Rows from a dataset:

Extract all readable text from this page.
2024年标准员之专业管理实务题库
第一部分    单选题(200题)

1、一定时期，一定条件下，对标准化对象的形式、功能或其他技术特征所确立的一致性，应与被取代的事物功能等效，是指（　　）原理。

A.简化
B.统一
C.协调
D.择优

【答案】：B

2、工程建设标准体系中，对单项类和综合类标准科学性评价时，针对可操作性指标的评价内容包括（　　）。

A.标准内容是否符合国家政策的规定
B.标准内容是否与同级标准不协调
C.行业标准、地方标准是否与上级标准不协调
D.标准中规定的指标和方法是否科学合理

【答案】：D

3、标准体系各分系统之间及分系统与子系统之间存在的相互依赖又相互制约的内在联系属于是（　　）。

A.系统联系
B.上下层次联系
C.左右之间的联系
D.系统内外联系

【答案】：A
==
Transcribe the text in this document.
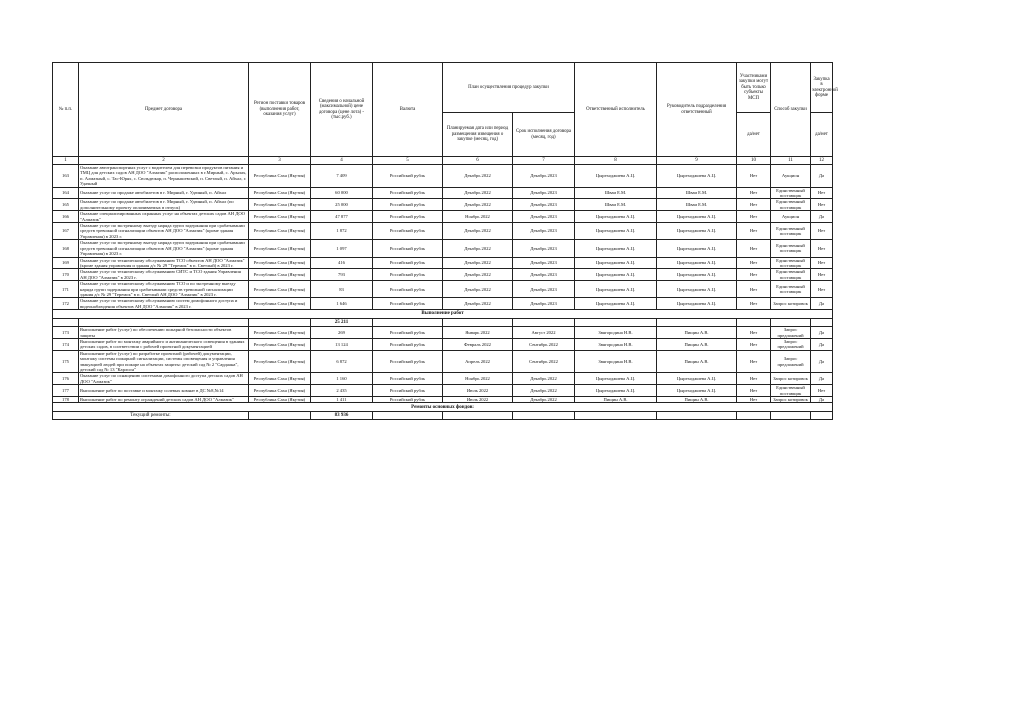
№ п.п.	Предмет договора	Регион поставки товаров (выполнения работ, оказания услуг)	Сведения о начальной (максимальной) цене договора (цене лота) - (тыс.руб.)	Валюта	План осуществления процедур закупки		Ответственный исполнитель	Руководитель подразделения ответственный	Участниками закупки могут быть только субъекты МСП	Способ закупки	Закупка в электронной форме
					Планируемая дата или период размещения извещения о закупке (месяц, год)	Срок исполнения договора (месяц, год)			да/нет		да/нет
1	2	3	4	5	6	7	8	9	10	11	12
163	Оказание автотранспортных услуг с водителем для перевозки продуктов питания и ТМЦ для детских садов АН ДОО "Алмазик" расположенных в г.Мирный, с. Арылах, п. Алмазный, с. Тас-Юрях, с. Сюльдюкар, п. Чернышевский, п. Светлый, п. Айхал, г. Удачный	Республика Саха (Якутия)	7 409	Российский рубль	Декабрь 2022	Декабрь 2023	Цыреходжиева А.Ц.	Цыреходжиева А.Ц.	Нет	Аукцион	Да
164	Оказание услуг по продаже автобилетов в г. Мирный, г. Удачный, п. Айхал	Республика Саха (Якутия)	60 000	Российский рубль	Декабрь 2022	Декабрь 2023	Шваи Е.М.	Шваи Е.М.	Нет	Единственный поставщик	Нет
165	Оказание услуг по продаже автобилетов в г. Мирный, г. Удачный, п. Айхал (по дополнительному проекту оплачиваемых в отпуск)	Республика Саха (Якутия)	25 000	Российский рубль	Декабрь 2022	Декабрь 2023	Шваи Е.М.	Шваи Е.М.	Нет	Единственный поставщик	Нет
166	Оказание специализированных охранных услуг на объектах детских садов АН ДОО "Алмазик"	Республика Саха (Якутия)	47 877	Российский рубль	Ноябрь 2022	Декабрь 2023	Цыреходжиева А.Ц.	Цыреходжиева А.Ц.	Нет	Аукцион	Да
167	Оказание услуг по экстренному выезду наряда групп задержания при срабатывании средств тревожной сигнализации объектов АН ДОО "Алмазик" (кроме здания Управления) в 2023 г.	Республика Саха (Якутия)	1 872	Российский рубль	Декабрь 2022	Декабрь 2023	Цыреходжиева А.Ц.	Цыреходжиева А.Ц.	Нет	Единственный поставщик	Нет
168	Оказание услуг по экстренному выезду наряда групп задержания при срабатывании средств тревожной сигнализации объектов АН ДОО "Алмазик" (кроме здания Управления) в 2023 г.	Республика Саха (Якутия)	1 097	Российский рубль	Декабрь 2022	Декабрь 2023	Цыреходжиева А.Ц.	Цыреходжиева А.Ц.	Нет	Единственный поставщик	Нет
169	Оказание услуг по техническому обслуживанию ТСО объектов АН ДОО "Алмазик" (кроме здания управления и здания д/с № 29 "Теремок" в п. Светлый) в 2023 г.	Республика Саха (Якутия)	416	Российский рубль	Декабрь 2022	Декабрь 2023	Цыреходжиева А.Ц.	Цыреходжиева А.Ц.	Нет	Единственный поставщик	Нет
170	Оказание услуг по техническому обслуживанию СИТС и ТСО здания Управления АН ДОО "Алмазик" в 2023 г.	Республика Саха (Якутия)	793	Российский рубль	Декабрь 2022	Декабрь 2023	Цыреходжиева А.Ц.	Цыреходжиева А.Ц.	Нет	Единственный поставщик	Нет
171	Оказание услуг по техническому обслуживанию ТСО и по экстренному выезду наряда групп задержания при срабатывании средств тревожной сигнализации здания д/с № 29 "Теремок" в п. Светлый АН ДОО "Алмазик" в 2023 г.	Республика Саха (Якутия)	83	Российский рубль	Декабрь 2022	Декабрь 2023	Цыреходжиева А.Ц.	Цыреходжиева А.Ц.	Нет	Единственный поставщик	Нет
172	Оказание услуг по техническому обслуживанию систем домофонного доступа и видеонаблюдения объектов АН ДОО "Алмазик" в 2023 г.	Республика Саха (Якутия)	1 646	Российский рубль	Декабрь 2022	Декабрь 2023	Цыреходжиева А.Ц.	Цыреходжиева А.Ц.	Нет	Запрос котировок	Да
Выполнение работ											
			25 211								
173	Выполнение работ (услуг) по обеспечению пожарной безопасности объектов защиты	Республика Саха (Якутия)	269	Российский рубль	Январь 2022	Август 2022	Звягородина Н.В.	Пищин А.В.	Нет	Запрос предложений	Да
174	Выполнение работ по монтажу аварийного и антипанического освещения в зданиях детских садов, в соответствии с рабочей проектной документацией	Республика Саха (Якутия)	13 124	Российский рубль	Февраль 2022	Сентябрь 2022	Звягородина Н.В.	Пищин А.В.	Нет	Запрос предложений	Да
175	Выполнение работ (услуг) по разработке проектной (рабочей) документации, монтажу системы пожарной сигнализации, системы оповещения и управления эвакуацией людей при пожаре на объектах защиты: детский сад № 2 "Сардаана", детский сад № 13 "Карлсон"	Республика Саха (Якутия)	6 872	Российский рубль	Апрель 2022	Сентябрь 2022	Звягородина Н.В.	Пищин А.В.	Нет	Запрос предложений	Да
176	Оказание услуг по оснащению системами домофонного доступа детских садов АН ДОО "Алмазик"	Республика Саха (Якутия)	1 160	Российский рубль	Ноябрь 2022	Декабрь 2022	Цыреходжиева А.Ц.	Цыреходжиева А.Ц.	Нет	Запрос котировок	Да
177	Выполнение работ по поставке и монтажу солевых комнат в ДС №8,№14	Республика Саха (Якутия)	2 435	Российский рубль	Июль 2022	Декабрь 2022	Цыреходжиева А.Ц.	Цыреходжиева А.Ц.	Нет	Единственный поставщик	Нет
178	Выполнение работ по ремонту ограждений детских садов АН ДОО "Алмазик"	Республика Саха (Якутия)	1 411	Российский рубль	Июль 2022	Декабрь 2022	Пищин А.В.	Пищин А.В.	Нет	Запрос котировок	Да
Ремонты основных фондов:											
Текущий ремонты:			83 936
--
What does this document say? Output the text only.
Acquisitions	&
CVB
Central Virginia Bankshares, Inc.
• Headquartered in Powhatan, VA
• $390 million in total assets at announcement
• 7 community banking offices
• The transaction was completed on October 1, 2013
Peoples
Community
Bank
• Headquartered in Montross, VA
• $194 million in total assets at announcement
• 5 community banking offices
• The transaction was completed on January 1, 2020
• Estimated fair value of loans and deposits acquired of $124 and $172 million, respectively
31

- **Aim of the task**
State how many lines of the records above contain "total", with no words besides the number.

- **Exercise output**
2